» **Records supplied**
>>>>

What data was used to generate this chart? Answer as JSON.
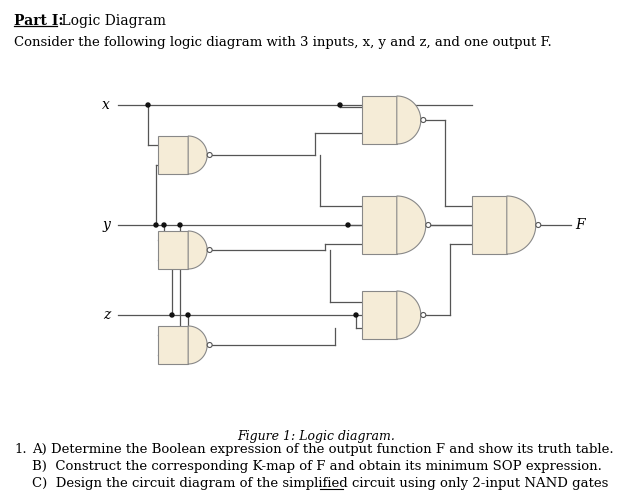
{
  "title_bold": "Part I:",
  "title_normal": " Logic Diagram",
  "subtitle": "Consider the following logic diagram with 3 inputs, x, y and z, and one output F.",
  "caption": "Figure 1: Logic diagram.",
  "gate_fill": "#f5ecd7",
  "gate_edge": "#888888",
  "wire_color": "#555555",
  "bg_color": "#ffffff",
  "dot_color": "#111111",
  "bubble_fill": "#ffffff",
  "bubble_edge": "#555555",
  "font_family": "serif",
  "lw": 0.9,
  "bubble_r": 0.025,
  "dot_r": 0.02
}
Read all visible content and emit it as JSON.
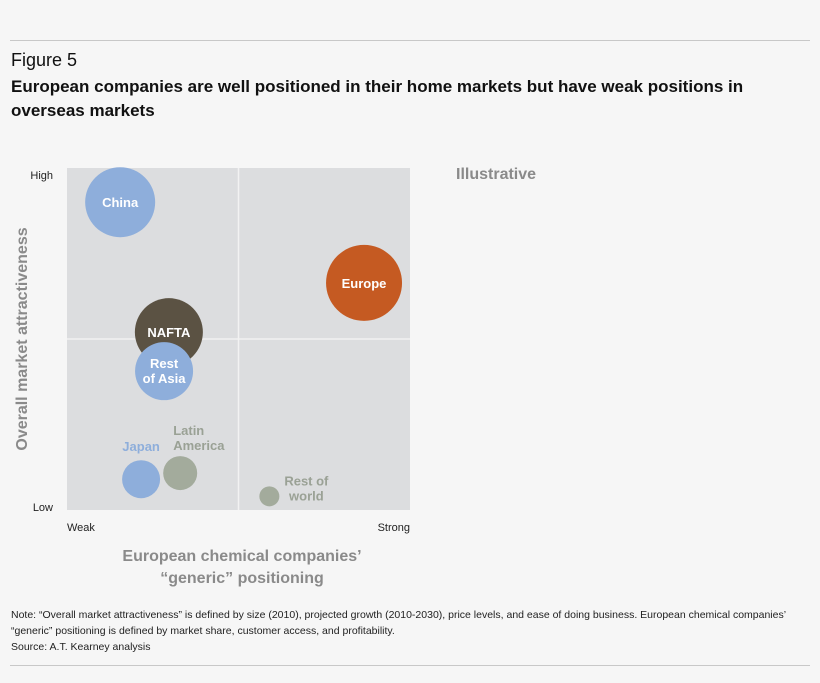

<<<<
>>>>

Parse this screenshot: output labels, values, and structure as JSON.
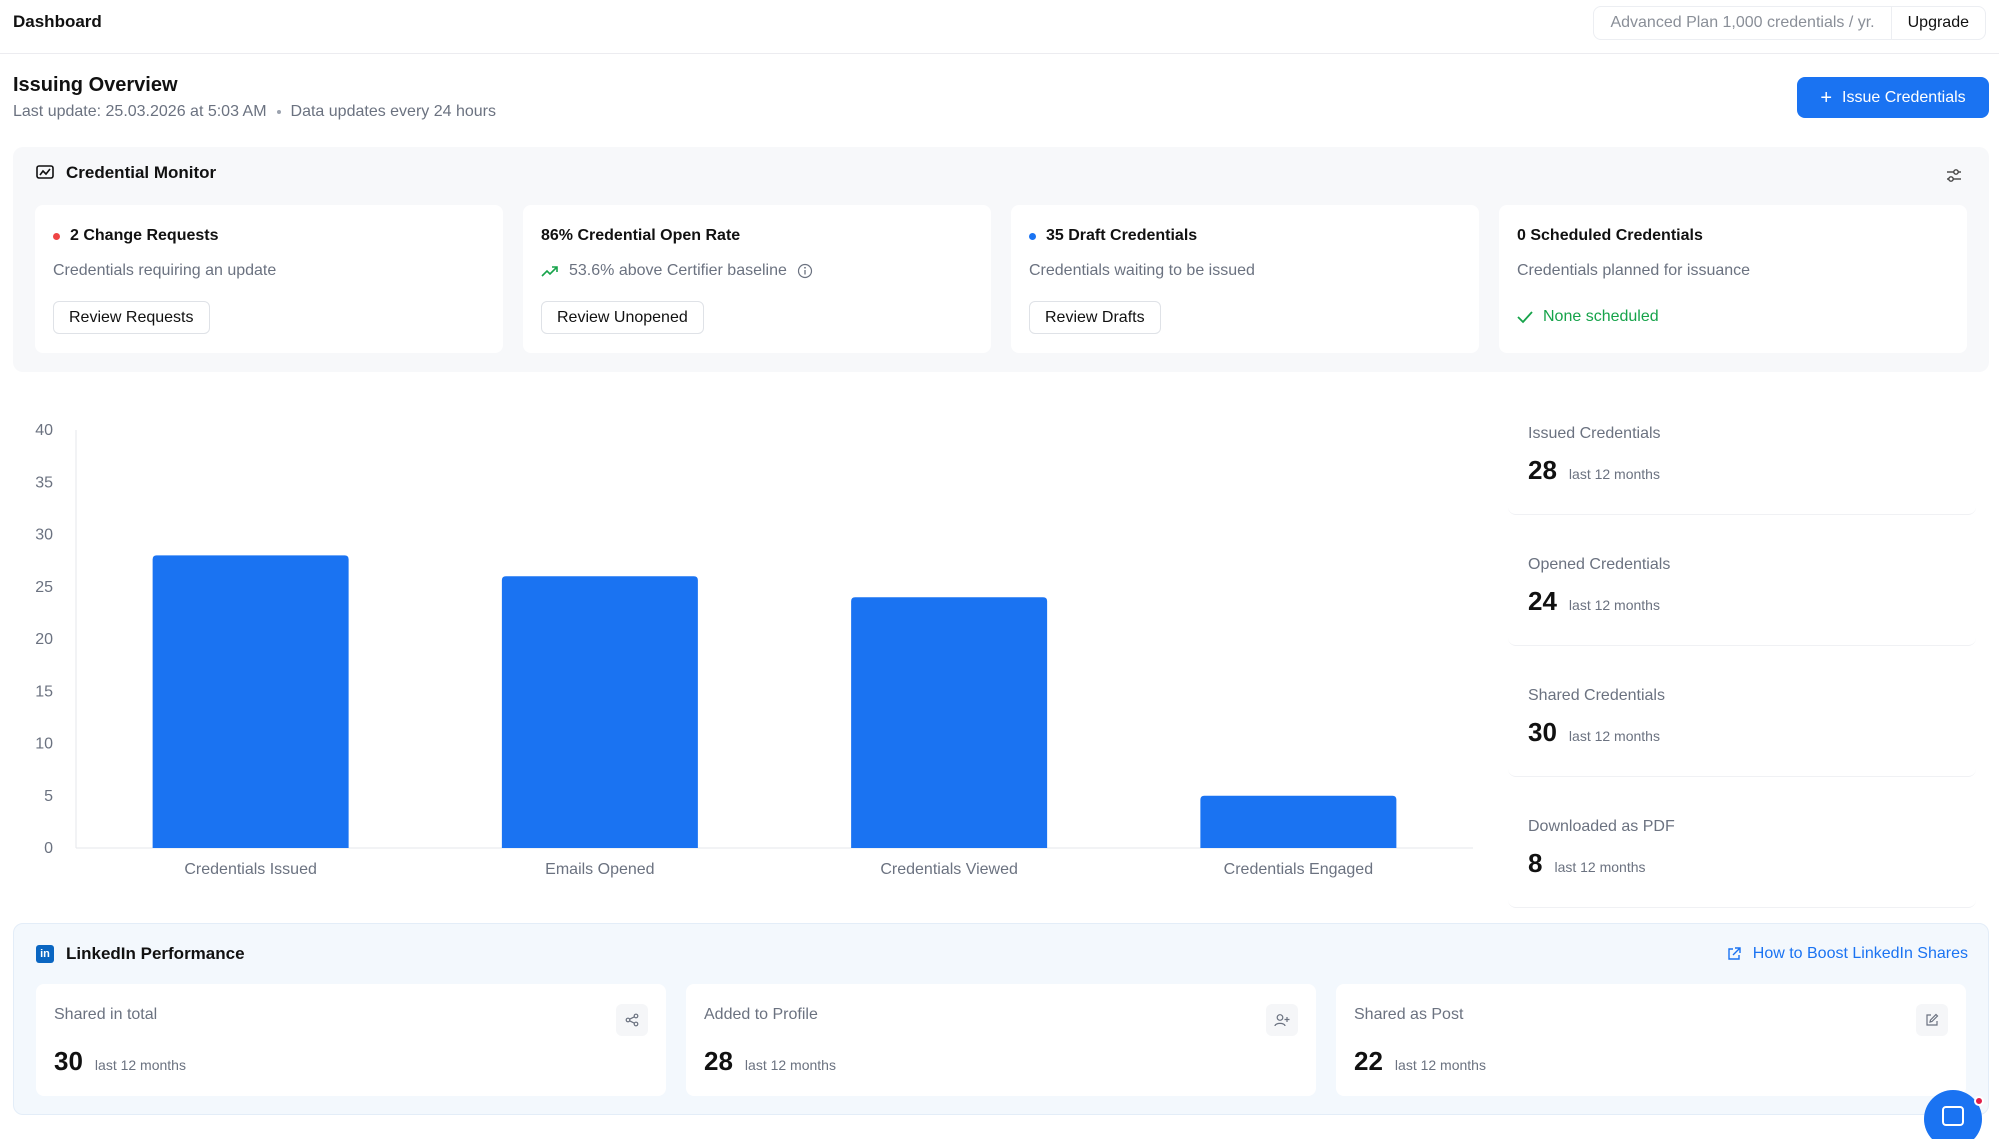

<<<<
>>>>

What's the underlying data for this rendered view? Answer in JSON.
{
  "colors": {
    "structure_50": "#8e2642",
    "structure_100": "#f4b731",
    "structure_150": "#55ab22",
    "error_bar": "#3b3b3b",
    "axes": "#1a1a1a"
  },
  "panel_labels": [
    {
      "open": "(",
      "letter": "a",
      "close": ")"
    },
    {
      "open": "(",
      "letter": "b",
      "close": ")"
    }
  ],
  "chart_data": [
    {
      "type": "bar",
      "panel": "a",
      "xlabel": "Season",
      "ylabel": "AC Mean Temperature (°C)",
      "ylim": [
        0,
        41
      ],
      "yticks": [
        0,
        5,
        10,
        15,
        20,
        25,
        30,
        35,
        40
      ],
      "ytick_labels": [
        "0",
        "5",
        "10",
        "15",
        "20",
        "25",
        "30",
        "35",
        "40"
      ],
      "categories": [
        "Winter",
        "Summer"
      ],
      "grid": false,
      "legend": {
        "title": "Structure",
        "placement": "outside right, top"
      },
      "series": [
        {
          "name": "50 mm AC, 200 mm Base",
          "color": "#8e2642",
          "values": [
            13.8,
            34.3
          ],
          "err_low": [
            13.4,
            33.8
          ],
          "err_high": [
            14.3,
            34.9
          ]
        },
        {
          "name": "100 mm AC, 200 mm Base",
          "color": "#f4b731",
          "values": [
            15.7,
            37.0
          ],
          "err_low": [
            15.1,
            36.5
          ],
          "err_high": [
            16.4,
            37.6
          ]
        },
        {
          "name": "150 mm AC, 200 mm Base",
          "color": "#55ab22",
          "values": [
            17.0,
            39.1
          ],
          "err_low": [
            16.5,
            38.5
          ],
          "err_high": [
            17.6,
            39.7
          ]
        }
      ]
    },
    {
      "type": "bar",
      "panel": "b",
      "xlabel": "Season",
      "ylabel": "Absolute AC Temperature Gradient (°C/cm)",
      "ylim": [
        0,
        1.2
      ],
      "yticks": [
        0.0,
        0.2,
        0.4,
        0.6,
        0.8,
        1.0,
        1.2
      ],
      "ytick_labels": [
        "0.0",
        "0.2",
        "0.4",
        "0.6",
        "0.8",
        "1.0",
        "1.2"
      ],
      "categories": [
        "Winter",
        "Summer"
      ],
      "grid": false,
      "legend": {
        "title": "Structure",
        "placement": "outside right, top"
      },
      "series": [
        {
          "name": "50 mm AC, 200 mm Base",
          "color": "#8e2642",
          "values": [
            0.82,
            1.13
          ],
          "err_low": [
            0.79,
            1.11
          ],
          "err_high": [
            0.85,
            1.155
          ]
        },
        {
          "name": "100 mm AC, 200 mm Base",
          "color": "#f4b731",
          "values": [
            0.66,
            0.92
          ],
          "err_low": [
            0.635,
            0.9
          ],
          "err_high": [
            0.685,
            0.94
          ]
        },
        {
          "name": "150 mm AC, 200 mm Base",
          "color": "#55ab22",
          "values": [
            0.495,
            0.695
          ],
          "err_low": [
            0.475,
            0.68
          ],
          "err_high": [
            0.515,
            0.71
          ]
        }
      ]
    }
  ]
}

<<<<

» **Do this**
Look above for the line containing "What data was", then write out every line from there down to the line containing "Read all visible content and emit it as JSON.", that line included, with no pictures.

» **Task solution**
What data was used to generate this chart? Answer as JSON.
{
  "title_bold": "Part I:",
  "title_normal": " Logic Diagram",
  "subtitle": "Consider the following logic diagram with 3 inputs, x, y and z, and one output F.",
  "caption": "Figure 1: Logic diagram.",
  "gate_fill": "#f5ecd7",
  "gate_edge": "#888888",
  "wire_color": "#555555",
  "bg_color": "#ffffff",
  "dot_color": "#111111",
  "bubble_fill": "#ffffff",
  "bubble_edge": "#555555",
  "font_family": "serif",
  "lw": 0.9,
  "bubble_r": 0.025,
  "dot_r": 0.02
}
Read all visible content and emit it as JSON.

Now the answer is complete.